**Data for this task:**
• • • • • • •

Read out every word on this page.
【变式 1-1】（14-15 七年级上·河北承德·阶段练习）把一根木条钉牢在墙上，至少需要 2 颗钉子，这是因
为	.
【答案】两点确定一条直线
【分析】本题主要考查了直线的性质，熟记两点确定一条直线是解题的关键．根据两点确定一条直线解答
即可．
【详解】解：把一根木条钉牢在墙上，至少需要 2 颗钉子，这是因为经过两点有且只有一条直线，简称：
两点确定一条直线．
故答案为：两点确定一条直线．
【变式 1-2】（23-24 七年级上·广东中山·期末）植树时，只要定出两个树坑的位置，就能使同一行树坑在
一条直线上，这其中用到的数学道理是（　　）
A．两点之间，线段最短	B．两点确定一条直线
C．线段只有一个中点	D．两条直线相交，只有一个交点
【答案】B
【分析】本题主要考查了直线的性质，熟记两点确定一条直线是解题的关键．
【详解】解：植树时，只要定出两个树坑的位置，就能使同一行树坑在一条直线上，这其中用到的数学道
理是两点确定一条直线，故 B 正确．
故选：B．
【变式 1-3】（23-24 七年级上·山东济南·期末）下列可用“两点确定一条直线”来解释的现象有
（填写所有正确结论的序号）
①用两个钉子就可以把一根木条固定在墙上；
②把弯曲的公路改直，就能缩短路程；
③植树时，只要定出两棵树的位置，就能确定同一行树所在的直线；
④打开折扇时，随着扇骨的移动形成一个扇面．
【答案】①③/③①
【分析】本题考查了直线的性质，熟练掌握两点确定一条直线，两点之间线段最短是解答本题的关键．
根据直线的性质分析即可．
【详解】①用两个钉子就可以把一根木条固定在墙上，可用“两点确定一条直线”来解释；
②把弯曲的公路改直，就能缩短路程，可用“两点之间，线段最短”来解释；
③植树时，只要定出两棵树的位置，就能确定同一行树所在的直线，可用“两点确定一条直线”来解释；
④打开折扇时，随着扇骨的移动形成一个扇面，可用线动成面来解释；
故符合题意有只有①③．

• • • • • • •

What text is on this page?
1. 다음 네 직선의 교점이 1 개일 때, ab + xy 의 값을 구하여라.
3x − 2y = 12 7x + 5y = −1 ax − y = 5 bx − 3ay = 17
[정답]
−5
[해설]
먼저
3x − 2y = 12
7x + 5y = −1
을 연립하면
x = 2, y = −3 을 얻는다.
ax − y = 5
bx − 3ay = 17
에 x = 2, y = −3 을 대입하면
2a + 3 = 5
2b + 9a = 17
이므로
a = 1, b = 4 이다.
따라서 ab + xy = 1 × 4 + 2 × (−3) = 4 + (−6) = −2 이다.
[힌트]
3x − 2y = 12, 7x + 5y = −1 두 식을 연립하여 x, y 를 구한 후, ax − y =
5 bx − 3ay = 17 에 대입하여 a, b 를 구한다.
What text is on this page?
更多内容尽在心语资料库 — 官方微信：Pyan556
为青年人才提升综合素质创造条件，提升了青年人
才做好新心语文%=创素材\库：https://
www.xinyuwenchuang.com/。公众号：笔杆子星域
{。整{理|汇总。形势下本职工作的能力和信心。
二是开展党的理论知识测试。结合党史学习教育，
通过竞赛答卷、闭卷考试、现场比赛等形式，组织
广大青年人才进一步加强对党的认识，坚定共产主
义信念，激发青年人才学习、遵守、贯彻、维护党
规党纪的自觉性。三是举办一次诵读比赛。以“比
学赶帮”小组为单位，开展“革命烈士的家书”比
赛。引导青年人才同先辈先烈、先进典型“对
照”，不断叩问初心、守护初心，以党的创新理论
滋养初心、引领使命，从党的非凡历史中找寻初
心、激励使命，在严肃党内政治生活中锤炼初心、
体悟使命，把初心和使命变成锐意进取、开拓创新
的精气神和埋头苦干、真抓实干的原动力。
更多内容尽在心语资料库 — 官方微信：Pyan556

• • • • • • •

**Task requirements:** Pull out the lines above in which the word "就能确定同一行树所在的直线" appears.

**Answer to this task:**
③植树时，只要定出两棵树的位置，就能确定同一行树所在的直线；
③植树时，只要定出两棵树的位置，就能确定同一行树所在的直线，可用“两点确定一条直线”来解释；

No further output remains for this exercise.